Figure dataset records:
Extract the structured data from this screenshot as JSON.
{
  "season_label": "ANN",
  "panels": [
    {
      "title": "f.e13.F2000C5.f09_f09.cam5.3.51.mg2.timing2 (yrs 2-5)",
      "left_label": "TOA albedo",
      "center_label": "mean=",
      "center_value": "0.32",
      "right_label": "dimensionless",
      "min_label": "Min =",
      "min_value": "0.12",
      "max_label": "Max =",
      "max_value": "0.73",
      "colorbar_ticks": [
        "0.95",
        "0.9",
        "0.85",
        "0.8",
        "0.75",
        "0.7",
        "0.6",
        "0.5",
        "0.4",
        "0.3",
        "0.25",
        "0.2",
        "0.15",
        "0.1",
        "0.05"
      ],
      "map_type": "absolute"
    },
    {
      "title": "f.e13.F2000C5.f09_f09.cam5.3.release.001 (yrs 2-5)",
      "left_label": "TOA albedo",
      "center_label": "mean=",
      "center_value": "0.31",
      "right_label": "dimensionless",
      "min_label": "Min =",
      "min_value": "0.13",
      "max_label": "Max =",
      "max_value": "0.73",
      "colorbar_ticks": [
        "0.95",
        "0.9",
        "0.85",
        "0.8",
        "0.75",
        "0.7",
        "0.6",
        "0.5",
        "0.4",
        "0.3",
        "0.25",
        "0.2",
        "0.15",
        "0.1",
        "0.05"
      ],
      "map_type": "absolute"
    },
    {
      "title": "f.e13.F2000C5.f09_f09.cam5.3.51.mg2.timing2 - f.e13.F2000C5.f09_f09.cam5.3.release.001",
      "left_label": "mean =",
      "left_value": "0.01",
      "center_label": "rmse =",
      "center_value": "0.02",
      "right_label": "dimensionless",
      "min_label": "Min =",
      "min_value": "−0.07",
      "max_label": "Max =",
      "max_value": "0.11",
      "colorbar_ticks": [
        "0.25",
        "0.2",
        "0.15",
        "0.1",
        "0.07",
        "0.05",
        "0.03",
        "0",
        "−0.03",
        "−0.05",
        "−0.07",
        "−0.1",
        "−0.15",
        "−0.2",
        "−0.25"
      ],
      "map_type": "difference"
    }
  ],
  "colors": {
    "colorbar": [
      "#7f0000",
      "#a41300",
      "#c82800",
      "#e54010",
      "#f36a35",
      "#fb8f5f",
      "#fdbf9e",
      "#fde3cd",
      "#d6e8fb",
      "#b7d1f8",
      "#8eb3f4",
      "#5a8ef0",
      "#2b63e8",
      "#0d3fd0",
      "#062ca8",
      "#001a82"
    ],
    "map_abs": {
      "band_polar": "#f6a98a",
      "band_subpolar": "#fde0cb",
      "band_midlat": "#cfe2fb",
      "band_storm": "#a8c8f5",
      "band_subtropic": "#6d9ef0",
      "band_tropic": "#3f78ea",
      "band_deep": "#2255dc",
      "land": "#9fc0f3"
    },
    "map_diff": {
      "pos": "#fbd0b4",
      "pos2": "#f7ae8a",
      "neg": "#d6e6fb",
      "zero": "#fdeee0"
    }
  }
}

SHORT EXERCISE:
From the data above, extract every line in its exact form.

WRITTEN REPLY:
Extract the structured data from this screenshot as JSON.
{
  "season_label": "ANN",
  "panels": [
    {
      "title": "f.e13.F2000C5.f09_f09.cam5.3.51.mg2.timing2 (yrs 2-5)",
      "left_label": "TOA albedo",
      "center_label": "mean=",
      "center_value": "0.32",
      "right_label": "dimensionless",
      "min_label": "Min =",
      "min_value": "0.12",
      "max_label": "Max =",
      "max_value": "0.73",
      "colorbar_ticks": [
        "0.95",
        "0.9",
        "0.85",
        "0.8",
        "0.75",
        "0.7",
        "0.6",
        "0.5",
        "0.4",
        "0.3",
        "0.25",
        "0.2",
        "0.15",
        "0.1",
        "0.05"
      ],
      "map_type": "absolute"
    },
    {
      "title": "f.e13.F2000C5.f09_f09.cam5.3.release.001 (yrs 2-5)",
      "left_label": "TOA albedo",
      "center_label": "mean=",
      "center_value": "0.31",
      "right_label": "dimensionless",
      "min_label": "Min =",
      "min_value": "0.13",
      "max_label": "Max =",
      "max_value": "0.73",
      "colorbar_ticks": [
        "0.95",
        "0.9",
        "0.85",
        "0.8",
        "0.75",
        "0.7",
        "0.6",
        "0.5",
        "0.4",
        "0.3",
        "0.25",
        "0.2",
        "0.15",
        "0.1",
        "0.05"
      ],
      "map_type": "absolute"
    },
    {
      "title": "f.e13.F2000C5.f09_f09.cam5.3.51.mg2.timing2 - f.e13.F2000C5.f09_f09.cam5.3.release.001",
      "left_label": "mean =",
      "left_value": "0.01",
      "center_label": "rmse =",
      "center_value": "0.02",
      "right_label": "dimensionless",
      "min_label": "Min =",
      "min_value": "−0.07",
      "max_label": "Max =",
      "max_value": "0.11",
      "colorbar_ticks": [
        "0.25",
        "0.2",
        "0.15",
        "0.1",
        "0.07",
        "0.05",
        "0.03",
        "0",
        "−0.03",
        "−0.05",
        "−0.07",
        "−0.1",
        "−0.15",
        "−0.2",
        "−0.25"
      ],
      "map_type": "difference"
    }
  ],
  "colors": {
    "colorbar": [
      "#7f0000",
      "#a41300",
      "#c82800",
      "#e54010",
      "#f36a35",
      "#fb8f5f",
      "#fdbf9e",
      "#fde3cd",
      "#d6e8fb",
      "#b7d1f8",
      "#8eb3f4",
      "#5a8ef0",
      "#2b63e8",
      "#0d3fd0",
      "#062ca8",
      "#001a82"
    ],
    "map_abs": {
      "band_polar": "#f6a98a",
      "band_subpolar": "#fde0cb",
      "band_midlat": "#cfe2fb",
      "band_storm": "#a8c8f5",
      "band_subtropic": "#6d9ef0",
      "band_tropic": "#3f78ea",
      "band_deep": "#2255dc",
      "land": "#9fc0f3"
    },
    "map_diff": {
      "pos": "#fbd0b4",
      "pos2": "#f7ae8a",
      "neg": "#d6e6fb",
      "zero": "#fdeee0"
    }
  }
}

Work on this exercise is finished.